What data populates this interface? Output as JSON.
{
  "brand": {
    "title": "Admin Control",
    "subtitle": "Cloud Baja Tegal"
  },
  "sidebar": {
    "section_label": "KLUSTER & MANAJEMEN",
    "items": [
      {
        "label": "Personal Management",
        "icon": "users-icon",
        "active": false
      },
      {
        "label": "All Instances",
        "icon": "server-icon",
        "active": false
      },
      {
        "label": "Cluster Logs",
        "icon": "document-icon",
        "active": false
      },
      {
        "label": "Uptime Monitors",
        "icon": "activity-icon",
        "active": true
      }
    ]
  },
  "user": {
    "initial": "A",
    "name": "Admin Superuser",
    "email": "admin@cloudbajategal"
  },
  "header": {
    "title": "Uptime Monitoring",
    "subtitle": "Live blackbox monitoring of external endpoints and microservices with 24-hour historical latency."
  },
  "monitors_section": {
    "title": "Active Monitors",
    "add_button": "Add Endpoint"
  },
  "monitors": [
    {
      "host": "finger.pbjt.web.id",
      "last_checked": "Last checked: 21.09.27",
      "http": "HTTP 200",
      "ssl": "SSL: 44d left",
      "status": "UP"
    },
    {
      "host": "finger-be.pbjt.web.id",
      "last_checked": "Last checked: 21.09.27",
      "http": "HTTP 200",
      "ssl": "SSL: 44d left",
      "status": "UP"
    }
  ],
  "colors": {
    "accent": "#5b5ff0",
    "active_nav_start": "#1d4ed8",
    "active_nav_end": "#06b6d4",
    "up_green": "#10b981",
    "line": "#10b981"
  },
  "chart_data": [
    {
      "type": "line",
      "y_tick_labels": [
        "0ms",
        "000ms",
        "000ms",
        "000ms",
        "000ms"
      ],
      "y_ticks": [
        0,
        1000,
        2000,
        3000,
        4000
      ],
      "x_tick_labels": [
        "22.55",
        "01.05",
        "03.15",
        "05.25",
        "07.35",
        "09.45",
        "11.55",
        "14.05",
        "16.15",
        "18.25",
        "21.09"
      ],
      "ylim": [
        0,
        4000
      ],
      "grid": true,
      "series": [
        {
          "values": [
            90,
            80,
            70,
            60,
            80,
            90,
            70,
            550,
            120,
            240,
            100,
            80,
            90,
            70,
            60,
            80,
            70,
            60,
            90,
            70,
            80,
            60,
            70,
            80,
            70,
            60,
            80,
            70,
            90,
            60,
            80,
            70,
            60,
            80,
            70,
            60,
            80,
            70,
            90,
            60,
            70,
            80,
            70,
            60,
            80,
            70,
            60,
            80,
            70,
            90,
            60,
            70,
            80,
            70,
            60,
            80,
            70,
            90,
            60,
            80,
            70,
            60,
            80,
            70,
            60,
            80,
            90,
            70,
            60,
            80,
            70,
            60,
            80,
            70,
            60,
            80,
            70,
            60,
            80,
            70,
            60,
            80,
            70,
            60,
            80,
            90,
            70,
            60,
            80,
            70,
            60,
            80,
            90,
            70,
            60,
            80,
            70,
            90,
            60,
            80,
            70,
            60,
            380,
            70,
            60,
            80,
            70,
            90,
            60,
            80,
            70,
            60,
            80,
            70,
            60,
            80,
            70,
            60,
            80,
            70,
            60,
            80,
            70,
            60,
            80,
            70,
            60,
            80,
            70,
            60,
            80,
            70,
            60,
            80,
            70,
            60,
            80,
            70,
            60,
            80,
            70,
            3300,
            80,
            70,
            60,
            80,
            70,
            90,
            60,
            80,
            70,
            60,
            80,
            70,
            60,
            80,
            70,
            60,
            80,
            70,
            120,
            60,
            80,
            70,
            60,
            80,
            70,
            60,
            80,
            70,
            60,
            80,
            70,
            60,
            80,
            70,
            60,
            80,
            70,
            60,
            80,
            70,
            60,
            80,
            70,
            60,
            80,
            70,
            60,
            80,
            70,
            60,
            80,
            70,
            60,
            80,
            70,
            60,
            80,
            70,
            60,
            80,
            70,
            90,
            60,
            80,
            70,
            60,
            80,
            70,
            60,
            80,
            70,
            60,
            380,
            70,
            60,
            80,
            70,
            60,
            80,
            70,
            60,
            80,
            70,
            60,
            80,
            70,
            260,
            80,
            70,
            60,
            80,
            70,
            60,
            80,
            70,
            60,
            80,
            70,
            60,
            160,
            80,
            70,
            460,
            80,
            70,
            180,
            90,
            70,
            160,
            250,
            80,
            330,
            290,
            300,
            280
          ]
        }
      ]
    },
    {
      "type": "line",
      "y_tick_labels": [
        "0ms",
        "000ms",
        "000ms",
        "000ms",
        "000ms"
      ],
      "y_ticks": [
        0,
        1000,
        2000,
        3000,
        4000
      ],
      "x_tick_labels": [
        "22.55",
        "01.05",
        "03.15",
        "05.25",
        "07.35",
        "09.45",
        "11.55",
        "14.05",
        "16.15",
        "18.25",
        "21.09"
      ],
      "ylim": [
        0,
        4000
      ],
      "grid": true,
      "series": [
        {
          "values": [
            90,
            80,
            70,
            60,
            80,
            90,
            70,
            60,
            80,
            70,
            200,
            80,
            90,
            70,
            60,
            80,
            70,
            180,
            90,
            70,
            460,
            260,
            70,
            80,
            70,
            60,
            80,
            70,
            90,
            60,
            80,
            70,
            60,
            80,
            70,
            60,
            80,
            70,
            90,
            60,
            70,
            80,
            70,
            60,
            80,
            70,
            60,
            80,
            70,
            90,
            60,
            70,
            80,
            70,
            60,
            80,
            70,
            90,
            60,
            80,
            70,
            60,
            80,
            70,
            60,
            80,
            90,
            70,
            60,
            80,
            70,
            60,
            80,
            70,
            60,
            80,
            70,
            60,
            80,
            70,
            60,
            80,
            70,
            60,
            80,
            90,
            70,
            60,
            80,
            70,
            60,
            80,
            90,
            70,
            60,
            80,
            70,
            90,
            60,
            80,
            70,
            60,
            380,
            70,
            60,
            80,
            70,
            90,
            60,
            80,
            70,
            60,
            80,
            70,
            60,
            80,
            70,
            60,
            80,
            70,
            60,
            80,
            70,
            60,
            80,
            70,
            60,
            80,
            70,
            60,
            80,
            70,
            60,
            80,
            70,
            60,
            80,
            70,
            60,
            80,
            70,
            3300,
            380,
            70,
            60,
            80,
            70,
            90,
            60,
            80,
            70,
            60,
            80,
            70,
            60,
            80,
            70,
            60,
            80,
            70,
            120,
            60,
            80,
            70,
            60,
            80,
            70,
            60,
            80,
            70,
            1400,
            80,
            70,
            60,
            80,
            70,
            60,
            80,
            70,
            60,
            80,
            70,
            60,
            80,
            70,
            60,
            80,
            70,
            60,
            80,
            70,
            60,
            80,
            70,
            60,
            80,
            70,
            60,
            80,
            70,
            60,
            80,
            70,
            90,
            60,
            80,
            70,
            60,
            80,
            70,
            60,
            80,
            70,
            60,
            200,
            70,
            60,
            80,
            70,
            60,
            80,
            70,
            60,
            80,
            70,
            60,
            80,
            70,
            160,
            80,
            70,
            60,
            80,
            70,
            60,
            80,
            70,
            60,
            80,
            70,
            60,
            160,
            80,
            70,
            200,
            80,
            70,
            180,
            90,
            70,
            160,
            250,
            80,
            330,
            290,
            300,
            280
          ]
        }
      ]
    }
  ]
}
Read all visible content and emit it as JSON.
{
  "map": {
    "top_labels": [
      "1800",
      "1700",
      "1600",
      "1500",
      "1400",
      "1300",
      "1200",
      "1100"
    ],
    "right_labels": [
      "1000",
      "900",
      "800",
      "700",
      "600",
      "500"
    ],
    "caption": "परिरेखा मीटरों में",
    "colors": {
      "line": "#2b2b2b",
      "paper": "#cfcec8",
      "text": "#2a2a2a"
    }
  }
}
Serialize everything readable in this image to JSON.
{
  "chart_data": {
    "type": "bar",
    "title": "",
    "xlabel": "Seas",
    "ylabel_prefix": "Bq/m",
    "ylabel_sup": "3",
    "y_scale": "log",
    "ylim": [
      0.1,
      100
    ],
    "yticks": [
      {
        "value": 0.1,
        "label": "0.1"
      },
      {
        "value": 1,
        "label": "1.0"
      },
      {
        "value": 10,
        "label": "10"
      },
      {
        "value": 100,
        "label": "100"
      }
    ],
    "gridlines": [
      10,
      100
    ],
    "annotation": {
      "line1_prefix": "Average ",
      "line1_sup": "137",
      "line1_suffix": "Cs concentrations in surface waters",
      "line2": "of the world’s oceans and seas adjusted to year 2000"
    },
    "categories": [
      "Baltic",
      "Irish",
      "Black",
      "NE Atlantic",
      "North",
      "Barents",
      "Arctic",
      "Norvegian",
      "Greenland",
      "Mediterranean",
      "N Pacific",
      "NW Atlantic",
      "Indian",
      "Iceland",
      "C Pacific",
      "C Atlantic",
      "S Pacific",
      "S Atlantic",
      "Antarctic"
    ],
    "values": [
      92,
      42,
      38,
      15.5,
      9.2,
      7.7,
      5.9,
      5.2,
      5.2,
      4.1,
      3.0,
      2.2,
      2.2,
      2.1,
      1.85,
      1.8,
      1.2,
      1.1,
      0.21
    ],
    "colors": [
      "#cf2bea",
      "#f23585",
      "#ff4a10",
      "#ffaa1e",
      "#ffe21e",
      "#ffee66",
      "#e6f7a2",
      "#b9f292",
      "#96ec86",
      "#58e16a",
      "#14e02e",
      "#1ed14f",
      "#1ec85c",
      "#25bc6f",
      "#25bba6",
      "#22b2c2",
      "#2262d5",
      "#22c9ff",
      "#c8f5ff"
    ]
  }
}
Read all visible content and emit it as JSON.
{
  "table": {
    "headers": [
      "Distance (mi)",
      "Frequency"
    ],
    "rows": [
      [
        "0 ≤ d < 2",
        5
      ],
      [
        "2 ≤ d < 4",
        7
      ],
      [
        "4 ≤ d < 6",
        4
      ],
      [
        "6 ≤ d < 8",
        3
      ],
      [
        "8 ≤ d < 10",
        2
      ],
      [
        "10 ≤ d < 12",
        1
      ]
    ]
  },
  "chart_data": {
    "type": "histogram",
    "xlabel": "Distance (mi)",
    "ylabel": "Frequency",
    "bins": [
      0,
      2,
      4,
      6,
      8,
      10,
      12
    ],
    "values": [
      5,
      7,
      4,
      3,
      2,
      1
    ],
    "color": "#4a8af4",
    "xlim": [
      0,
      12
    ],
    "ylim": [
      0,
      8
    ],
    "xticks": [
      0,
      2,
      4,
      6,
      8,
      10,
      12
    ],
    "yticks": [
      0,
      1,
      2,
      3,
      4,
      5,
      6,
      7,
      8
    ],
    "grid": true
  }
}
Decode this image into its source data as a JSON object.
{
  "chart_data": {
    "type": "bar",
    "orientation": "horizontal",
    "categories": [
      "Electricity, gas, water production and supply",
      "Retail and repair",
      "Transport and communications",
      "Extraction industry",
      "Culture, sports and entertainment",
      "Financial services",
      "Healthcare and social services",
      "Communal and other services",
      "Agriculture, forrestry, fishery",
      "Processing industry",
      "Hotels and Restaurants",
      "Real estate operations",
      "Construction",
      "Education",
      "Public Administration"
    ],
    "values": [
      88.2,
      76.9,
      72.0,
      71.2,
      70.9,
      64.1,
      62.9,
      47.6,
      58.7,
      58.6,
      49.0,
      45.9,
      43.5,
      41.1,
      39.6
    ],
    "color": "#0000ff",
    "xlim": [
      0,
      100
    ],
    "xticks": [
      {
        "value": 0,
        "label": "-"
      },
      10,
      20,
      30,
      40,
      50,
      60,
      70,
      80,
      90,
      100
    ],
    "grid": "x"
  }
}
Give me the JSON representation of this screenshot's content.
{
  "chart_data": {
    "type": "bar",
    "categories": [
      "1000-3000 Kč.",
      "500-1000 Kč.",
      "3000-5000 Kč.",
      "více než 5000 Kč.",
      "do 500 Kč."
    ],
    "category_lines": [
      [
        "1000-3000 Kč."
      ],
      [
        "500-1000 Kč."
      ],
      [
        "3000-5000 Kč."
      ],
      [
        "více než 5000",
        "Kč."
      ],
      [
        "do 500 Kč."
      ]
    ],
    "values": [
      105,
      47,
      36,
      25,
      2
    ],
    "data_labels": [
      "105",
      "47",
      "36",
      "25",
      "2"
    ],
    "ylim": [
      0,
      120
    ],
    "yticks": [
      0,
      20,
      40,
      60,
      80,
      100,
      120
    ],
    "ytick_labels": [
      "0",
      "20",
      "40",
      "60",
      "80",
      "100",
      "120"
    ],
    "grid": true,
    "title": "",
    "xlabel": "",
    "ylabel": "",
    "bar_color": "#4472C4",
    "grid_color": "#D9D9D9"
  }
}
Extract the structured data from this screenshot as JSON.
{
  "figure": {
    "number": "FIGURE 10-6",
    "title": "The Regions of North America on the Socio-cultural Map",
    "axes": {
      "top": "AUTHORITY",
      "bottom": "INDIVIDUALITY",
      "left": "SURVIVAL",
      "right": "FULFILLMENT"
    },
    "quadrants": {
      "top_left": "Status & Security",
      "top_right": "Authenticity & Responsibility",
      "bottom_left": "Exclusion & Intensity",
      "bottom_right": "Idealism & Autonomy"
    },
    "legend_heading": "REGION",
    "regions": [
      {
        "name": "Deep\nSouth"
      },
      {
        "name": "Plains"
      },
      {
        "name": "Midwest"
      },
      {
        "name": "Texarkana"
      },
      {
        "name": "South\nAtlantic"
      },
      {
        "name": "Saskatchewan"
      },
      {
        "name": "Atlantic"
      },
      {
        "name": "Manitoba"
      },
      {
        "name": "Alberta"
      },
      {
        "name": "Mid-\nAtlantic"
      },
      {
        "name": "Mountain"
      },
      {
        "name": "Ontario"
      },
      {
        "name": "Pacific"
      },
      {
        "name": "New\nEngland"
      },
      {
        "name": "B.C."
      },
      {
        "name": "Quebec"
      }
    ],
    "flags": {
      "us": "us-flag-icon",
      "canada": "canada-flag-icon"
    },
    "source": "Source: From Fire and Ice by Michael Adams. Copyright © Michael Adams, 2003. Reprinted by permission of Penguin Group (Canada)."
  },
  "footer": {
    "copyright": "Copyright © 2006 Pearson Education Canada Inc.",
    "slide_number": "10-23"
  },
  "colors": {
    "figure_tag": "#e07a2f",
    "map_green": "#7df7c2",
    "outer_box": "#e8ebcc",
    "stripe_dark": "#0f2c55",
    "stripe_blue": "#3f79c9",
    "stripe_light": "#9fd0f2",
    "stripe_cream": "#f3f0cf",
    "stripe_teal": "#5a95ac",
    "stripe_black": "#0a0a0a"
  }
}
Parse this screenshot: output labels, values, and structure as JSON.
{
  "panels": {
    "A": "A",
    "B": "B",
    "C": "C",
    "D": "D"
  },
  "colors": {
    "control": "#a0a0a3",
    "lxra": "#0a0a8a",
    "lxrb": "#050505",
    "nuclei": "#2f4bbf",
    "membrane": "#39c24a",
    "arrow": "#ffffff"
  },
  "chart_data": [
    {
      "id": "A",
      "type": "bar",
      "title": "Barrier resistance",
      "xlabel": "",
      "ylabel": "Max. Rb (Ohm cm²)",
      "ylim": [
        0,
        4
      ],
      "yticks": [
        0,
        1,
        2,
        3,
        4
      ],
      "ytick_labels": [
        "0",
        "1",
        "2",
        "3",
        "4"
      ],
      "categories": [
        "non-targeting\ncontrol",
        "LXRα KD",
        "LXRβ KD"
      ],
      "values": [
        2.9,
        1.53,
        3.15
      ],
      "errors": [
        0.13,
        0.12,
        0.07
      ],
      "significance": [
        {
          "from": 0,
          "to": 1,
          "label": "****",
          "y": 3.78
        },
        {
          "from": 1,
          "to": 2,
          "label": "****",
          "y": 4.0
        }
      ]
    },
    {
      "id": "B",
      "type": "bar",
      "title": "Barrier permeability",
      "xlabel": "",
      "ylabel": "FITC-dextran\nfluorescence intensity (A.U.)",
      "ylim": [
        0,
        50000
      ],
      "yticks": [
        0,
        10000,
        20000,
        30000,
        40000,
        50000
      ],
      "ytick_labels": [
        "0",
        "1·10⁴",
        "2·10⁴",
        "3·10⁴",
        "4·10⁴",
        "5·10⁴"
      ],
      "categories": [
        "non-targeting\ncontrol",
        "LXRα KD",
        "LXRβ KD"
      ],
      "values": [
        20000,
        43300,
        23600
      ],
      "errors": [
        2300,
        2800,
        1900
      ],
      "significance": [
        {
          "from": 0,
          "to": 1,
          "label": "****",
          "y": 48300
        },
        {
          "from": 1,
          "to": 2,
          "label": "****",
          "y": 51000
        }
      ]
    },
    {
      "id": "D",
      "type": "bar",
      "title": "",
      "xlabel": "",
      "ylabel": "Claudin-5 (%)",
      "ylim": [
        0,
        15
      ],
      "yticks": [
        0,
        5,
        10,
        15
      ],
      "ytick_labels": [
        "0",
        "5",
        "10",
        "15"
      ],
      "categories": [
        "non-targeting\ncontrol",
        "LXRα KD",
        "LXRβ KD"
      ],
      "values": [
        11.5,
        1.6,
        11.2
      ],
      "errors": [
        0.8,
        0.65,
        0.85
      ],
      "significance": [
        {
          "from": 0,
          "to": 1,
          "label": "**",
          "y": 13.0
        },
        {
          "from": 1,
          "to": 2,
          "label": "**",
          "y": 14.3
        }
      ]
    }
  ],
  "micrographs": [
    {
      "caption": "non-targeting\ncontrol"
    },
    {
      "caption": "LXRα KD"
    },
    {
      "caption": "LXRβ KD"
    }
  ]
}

WHAT NEEDS TO BE DONE:
Filter the records above for "Copyright" and copy every matching line.

THE COMPLETED TASK:
    "source": "Source: From Fire and Ice by Michael Adams. Copyright © Michael Adams, 2003. Reprinted by permission of Penguin Group (Canada)."
    "copyright": "Copyright © 2006 Pearson Education Canada Inc.",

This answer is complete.